A verbatim copy of the records is required, with all pictures left out.

## INPUT DATA:
<<<<

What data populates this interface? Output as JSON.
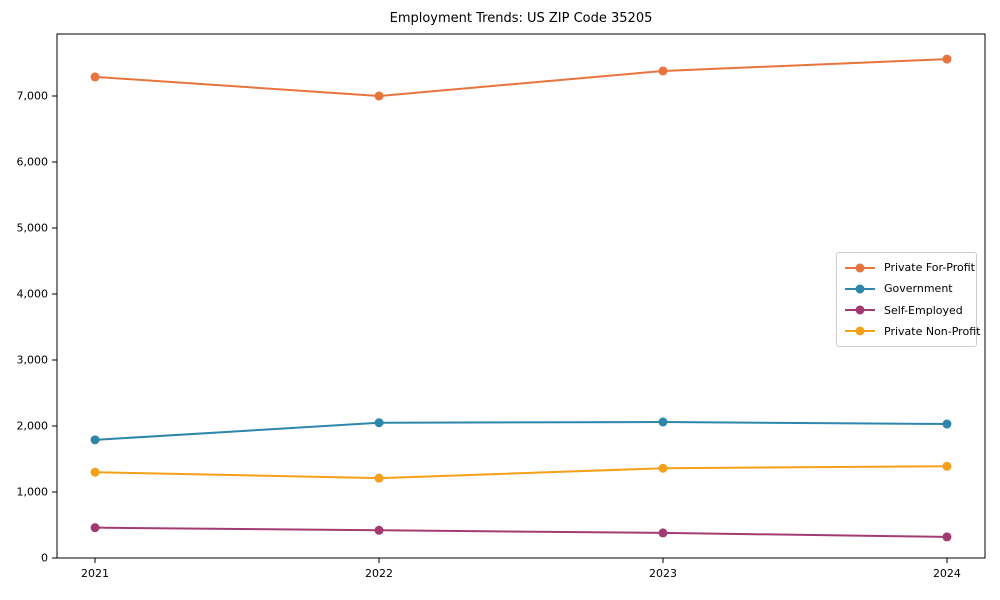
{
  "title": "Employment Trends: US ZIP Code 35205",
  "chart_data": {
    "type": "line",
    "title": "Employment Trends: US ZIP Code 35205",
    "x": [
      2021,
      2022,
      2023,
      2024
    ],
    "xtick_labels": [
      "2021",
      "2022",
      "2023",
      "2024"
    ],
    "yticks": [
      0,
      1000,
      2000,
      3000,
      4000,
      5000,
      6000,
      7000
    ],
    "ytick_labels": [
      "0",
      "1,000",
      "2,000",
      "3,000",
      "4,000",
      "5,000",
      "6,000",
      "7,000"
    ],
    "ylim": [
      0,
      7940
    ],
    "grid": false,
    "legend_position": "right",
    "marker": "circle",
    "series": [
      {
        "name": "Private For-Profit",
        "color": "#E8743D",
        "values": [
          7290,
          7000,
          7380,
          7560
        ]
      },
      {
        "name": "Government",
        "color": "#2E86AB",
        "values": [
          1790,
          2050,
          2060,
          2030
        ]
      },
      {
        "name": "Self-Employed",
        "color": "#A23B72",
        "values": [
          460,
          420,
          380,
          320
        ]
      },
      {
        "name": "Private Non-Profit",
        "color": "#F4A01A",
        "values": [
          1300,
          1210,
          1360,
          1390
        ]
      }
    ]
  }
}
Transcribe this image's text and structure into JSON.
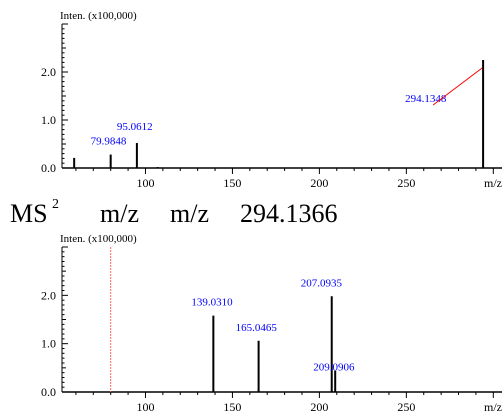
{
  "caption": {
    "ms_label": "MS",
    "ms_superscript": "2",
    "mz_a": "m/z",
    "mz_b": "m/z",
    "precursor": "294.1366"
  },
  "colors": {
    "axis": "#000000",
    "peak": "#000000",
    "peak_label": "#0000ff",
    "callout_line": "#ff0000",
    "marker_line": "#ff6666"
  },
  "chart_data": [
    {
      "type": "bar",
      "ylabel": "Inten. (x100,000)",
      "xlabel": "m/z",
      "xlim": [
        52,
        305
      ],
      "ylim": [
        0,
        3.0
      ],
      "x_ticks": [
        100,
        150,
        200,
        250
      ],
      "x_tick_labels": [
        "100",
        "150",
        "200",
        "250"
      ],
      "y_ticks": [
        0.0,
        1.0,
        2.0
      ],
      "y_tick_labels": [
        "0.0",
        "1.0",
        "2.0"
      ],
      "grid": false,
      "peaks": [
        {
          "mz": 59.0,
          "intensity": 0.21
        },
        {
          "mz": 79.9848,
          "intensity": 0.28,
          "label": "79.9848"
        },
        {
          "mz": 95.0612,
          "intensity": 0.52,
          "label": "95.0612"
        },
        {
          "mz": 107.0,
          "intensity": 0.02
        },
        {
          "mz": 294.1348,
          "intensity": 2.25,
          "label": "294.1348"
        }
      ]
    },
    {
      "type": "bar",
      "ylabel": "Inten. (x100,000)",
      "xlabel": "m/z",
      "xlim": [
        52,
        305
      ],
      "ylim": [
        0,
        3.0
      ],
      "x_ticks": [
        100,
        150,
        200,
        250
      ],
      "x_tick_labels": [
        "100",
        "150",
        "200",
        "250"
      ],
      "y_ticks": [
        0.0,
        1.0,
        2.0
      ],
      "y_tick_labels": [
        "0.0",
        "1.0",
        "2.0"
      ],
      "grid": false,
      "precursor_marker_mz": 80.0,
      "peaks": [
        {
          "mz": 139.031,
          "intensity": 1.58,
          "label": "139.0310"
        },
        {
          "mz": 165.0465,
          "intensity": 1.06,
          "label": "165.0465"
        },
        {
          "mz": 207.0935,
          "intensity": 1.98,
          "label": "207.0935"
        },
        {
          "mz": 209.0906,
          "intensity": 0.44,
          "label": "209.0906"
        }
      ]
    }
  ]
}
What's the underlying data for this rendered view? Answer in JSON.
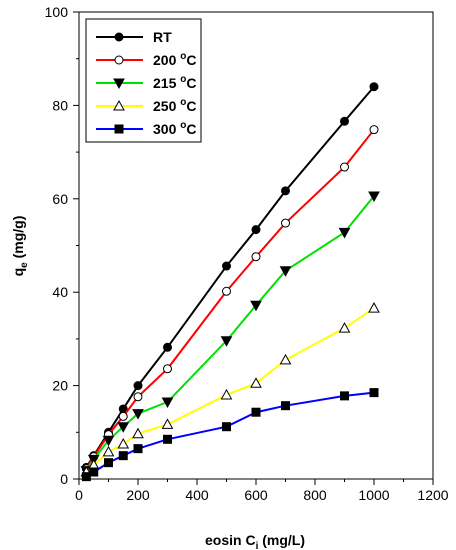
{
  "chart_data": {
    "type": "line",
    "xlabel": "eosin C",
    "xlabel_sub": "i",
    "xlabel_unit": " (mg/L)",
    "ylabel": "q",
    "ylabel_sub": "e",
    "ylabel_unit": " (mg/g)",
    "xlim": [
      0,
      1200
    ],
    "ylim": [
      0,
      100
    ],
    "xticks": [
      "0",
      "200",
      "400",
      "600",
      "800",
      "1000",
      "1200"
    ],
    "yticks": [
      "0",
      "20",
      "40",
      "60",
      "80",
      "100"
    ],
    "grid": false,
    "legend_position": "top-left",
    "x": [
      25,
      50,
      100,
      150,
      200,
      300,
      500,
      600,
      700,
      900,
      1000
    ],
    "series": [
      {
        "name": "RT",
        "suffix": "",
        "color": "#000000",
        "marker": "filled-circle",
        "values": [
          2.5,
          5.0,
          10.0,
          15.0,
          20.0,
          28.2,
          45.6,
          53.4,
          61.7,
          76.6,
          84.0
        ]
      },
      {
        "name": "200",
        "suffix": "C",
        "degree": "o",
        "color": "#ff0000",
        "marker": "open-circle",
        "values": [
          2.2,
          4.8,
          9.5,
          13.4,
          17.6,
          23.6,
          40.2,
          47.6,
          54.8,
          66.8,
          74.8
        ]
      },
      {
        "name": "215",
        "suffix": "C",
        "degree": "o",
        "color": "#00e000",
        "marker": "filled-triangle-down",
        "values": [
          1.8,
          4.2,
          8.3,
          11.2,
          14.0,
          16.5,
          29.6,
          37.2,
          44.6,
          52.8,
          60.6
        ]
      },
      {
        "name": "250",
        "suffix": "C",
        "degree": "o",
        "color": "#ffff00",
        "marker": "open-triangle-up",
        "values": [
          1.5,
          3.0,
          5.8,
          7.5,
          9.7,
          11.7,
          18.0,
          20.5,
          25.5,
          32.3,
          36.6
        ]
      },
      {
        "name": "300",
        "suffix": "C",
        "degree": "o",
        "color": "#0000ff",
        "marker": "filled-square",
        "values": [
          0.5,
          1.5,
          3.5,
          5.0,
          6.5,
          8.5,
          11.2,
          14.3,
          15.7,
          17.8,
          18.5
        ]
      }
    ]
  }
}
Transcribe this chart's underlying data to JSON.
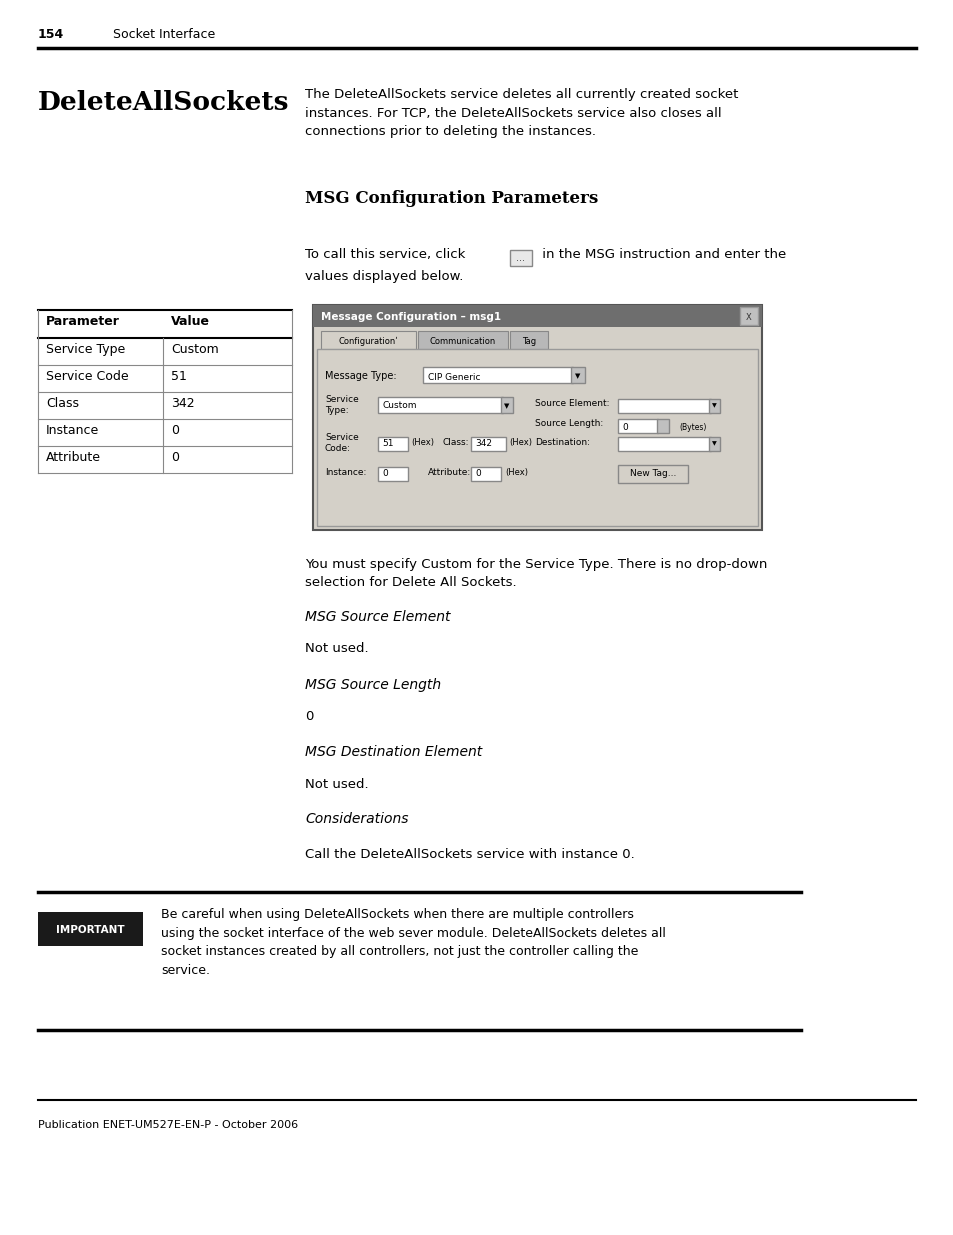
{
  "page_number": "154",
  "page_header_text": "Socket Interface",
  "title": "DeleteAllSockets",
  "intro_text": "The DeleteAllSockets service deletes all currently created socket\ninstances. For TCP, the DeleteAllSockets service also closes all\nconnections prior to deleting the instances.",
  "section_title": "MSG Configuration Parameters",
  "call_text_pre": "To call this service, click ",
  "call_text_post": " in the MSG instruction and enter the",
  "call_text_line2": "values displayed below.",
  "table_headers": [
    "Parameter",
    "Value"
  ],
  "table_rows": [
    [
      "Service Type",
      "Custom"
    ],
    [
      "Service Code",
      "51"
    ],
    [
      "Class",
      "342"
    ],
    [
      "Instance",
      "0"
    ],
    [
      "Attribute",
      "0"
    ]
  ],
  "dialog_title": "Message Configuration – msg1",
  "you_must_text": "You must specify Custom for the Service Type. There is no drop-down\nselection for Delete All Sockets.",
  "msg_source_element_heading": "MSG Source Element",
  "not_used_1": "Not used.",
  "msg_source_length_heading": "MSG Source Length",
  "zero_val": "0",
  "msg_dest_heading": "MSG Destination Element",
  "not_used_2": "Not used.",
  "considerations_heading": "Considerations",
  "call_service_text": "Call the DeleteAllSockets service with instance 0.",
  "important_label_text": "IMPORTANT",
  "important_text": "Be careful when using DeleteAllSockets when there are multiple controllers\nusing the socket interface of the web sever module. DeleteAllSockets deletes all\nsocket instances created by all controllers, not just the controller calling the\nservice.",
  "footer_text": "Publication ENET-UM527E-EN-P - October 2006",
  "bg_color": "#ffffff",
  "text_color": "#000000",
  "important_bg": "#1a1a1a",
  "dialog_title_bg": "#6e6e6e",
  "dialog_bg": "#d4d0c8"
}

>>>>

## ANSWER TO THE PROBLEM:
What data populates this interface? Output as JSON.
{
  "title": "Employment Trends: US ZIP Code 35205",
  "chart_data": {
    "type": "line",
    "title": "Employment Trends: US ZIP Code 35205",
    "x": [
      2021,
      2022,
      2023,
      2024
    ],
    "xtick_labels": [
      "2021",
      "2022",
      "2023",
      "2024"
    ],
    "yticks": [
      0,
      1000,
      2000,
      3000,
      4000,
      5000,
      6000,
      7000
    ],
    "ytick_labels": [
      "0",
      "1,000",
      "2,000",
      "3,000",
      "4,000",
      "5,000",
      "6,000",
      "7,000"
    ],
    "ylim": [
      0,
      7940
    ],
    "grid": false,
    "legend_position": "right",
    "marker": "circle",
    "series": [
      {
        "name": "Private For-Profit",
        "color": "#E8743D",
        "values": [
          7290,
          7000,
          7380,
          7560
        ]
      },
      {
        "name": "Government",
        "color": "#2E86AB",
        "values": [
          1790,
          2050,
          2060,
          2030
        ]
      },
      {
        "name": "Self-Employed",
        "color": "#A23B72",
        "values": [
          460,
          420,
          380,
          320
        ]
      },
      {
        "name": "Private Non-Profit",
        "color": "#F4A01A",
        "values": [
          1300,
          1210,
          1360,
          1390
        ]
      }
    ]
  }
}
Transcribe this image's text and structure into JSON.
{
  "caption": {
    "ms_label": "MS",
    "ms_superscript": "2",
    "mz_a": "m/z",
    "mz_b": "m/z",
    "precursor": "294.1366"
  },
  "colors": {
    "axis": "#000000",
    "peak": "#000000",
    "peak_label": "#0000ff",
    "callout_line": "#ff0000",
    "marker_line": "#ff6666"
  },
  "chart_data": [
    {
      "type": "bar",
      "ylabel": "Inten. (x100,000)",
      "xlabel": "m/z",
      "xlim": [
        52,
        305
      ],
      "ylim": [
        0,
        3.0
      ],
      "x_ticks": [
        100,
        150,
        200,
        250
      ],
      "x_tick_labels": [
        "100",
        "150",
        "200",
        "250"
      ],
      "y_ticks": [
        0.0,
        1.0,
        2.0
      ],
      "y_tick_labels": [
        "0.0",
        "1.0",
        "2.0"
      ],
      "grid": false,
      "peaks": [
        {
          "mz": 59.0,
          "intensity": 0.21
        },
        {
          "mz": 79.9848,
          "intensity": 0.28,
          "label": "79.9848"
        },
        {
          "mz": 95.0612,
          "intensity": 0.52,
          "label": "95.0612"
        },
        {
          "mz": 107.0,
          "intensity": 0.02
        },
        {
          "mz": 294.1348,
          "intensity": 2.25,
          "label": "294.1348"
        }
      ]
    },
    {
      "type": "bar",
      "ylabel": "Inten. (x100,000)",
      "xlabel": "m/z",
      "xlim": [
        52,
        305
      ],
      "ylim": [
        0,
        3.0
      ],
      "x_ticks": [
        100,
        150,
        200,
        250
      ],
      "x_tick_labels": [
        "100",
        "150",
        "200",
        "250"
      ],
      "y_ticks": [
        0.0,
        1.0,
        2.0
      ],
      "y_tick_labels": [
        "0.0",
        "1.0",
        "2.0"
      ],
      "grid": false,
      "precursor_marker_mz": 80.0,
      "peaks": [
        {
          "mz": 139.031,
          "intensity": 1.58,
          "label": "139.0310"
        },
        {
          "mz": 165.0465,
          "intensity": 1.06,
          "label": "165.0465"
        },
        {
          "mz": 207.0935,
          "intensity": 1.98,
          "label": "207.0935"
        },
        {
          "mz": 209.0906,
          "intensity": 0.44,
          "label": "209.0906"
        }
      ]
    }
  ]
}
What's the underlying data for this rendered view? Answer in JSON.
{
  "chart_data": {
    "type": "line",
    "xlabel": "eosin C",
    "xlabel_sub": "i",
    "xlabel_unit": " (mg/L)",
    "ylabel": "q",
    "ylabel_sub": "e",
    "ylabel_unit": " (mg/g)",
    "xlim": [
      0,
      1200
    ],
    "ylim": [
      0,
      100
    ],
    "xticks": [
      "0",
      "200",
      "400",
      "600",
      "800",
      "1000",
      "1200"
    ],
    "yticks": [
      "0",
      "20",
      "40",
      "60",
      "80",
      "100"
    ],
    "grid": false,
    "legend_position": "top-left",
    "x": [
      25,
      50,
      100,
      150,
      200,
      300,
      500,
      600,
      700,
      900,
      1000
    ],
    "series": [
      {
        "name": "RT",
        "suffix": "",
        "color": "#000000",
        "marker": "filled-circle",
        "values": [
          2.5,
          5.0,
          10.0,
          15.0,
          20.0,
          28.2,
          45.6,
          53.4,
          61.7,
          76.6,
          84.0
        ]
      },
      {
        "name": "200",
        "suffix": "C",
        "degree": "o",
        "color": "#ff0000",
        "marker": "open-circle",
        "values": [
          2.2,
          4.8,
          9.5,
          13.4,
          17.6,
          23.6,
          40.2,
          47.6,
          54.8,
          66.8,
          74.8
        ]
      },
      {
        "name": "215",
        "suffix": "C",
        "degree": "o",
        "color": "#00e000",
        "marker": "filled-triangle-down",
        "values": [
          1.8,
          4.2,
          8.3,
          11.2,
          14.0,
          16.5,
          29.6,
          37.2,
          44.6,
          52.8,
          60.6
        ]
      },
      {
        "name": "250",
        "suffix": "C",
        "degree": "o",
        "color": "#ffff00",
        "marker": "open-triangle-up",
        "values": [
          1.5,
          3.0,
          5.8,
          7.5,
          9.7,
          11.7,
          18.0,
          20.5,
          25.5,
          32.3,
          36.6
        ]
      },
      {
        "name": "300",
        "suffix": "C",
        "degree": "o",
        "color": "#0000ff",
        "marker": "filled-square",
        "values": [
          0.5,
          1.5,
          3.5,
          5.0,
          6.5,
          8.5,
          11.2,
          14.3,
          15.7,
          17.8,
          18.5
        ]
      }
    ]
  }
}
Transcribe this chart's underlying data to JSON.
{
  "page_number": "154",
  "page_header_text": "Socket Interface",
  "title": "DeleteAllSockets",
  "intro_text": "The DeleteAllSockets service deletes all currently created socket\ninstances. For TCP, the DeleteAllSockets service also closes all\nconnections prior to deleting the instances.",
  "section_title": "MSG Configuration Parameters",
  "call_text_pre": "To call this service, click ",
  "call_text_post": " in the MSG instruction and enter the",
  "call_text_line2": "values displayed below.",
  "table_headers": [
    "Parameter",
    "Value"
  ],
  "table_rows": [
    [
      "Service Type",
      "Custom"
    ],
    [
      "Service Code",
      "51"
    ],
    [
      "Class",
      "342"
    ],
    [
      "Instance",
      "0"
    ],
    [
      "Attribute",
      "0"
    ]
  ],
  "dialog_title": "Message Configuration – msg1",
  "you_must_text": "You must specify Custom for the Service Type. There is no drop-down\nselection for Delete All Sockets.",
  "msg_source_element_heading": "MSG Source Element",
  "not_used_1": "Not used.",
  "msg_source_length_heading": "MSG Source Length",
  "zero_val": "0",
  "msg_dest_heading": "MSG Destination Element",
  "not_used_2": "Not used.",
  "considerations_heading": "Considerations",
  "call_service_text": "Call the DeleteAllSockets service with instance 0.",
  "important_label_text": "IMPORTANT",
  "important_text": "Be careful when using DeleteAllSockets when there are multiple controllers\nusing the socket interface of the web sever module. DeleteAllSockets deletes all\nsocket instances created by all controllers, not just the controller calling the\nservice.",
  "footer_text": "Publication ENET-UM527E-EN-P - October 2006",
  "bg_color": "#ffffff",
  "text_color": "#000000",
  "important_bg": "#1a1a1a",
  "dialog_title_bg": "#6e6e6e",
  "dialog_bg": "#d4d0c8"
}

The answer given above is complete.